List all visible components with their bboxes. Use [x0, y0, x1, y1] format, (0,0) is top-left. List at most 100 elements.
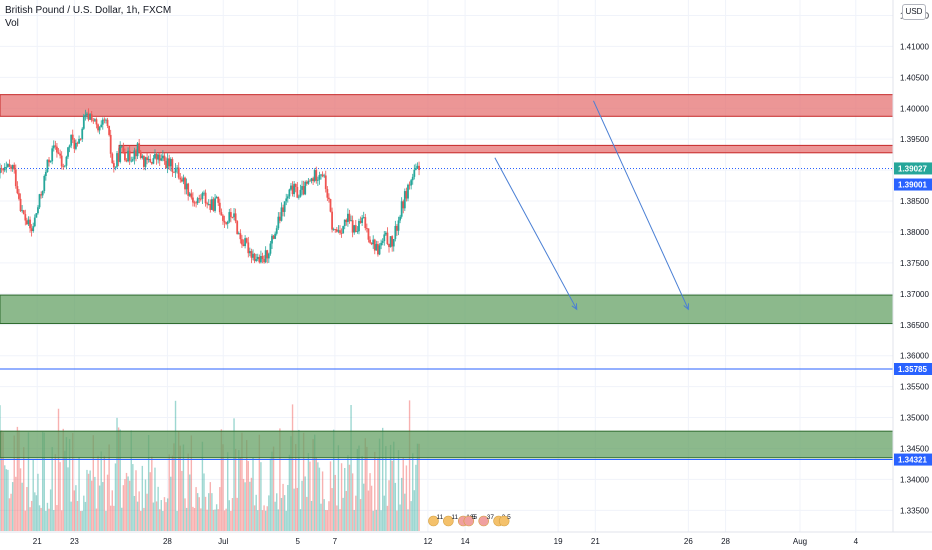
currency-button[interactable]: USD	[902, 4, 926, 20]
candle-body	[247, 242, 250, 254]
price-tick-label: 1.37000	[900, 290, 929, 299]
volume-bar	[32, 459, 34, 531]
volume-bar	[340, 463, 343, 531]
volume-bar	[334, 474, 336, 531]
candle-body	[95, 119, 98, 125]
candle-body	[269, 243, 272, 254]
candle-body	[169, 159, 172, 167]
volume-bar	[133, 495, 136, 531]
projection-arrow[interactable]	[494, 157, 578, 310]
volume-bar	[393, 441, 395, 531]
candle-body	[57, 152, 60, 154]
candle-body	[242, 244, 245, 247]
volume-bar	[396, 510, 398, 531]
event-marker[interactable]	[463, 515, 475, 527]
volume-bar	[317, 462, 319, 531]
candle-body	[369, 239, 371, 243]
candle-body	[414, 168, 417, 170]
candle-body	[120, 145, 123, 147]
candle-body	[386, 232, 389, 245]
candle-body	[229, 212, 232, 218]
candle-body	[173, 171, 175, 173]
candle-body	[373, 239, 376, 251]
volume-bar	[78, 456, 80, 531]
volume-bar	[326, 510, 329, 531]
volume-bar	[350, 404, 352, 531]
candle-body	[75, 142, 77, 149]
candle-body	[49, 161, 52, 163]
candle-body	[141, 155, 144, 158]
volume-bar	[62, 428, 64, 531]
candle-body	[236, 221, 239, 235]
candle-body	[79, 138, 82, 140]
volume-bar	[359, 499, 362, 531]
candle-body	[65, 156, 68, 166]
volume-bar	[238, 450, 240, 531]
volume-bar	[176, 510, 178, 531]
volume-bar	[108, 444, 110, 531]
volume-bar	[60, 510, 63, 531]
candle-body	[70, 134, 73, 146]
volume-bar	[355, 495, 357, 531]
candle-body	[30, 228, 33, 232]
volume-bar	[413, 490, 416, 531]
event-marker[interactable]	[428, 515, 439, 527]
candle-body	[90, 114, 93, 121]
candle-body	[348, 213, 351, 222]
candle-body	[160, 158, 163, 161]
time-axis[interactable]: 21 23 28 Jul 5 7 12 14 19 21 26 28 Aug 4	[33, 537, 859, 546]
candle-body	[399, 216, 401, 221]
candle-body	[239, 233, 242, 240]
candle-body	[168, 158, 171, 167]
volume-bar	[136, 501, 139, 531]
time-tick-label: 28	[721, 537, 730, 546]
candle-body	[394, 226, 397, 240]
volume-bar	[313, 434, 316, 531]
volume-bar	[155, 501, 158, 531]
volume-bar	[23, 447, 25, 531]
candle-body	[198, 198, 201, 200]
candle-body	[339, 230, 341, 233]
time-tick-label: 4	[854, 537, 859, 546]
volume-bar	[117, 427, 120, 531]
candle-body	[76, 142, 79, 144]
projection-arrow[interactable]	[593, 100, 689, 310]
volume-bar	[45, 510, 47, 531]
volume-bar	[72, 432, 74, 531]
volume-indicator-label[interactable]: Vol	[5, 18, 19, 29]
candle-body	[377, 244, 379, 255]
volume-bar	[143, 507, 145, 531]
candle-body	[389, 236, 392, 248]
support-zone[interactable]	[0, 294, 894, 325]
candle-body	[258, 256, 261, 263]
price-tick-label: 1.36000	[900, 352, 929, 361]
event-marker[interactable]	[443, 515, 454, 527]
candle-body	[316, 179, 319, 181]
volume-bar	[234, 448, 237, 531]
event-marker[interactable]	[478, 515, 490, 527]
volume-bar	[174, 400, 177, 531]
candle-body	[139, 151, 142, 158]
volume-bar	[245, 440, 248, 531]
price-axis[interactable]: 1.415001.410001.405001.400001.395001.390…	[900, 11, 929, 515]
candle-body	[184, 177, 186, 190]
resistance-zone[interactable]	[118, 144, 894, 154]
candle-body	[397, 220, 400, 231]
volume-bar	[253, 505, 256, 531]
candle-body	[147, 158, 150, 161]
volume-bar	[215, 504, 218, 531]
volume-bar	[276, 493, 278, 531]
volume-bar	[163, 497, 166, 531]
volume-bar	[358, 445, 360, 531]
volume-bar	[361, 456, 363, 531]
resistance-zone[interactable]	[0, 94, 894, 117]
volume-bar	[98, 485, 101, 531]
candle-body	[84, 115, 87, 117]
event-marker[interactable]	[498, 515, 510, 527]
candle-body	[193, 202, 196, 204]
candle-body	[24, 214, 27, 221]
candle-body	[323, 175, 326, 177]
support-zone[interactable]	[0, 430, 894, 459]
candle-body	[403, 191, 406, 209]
★ ★ ★ ★ ★
# Your objective
Report every line of the material that contains the string "tick", copying each line in full. Matching is case-sensitive.

# Exercise solution
price-tick-label: 1.37000	[900, 290, 929, 299]
time-tick-label: 28	[721, 537, 730, 546]
time-tick-label: 4	[854, 537, 859, 546]
price-tick-label: 1.36000	[900, 352, 929, 361]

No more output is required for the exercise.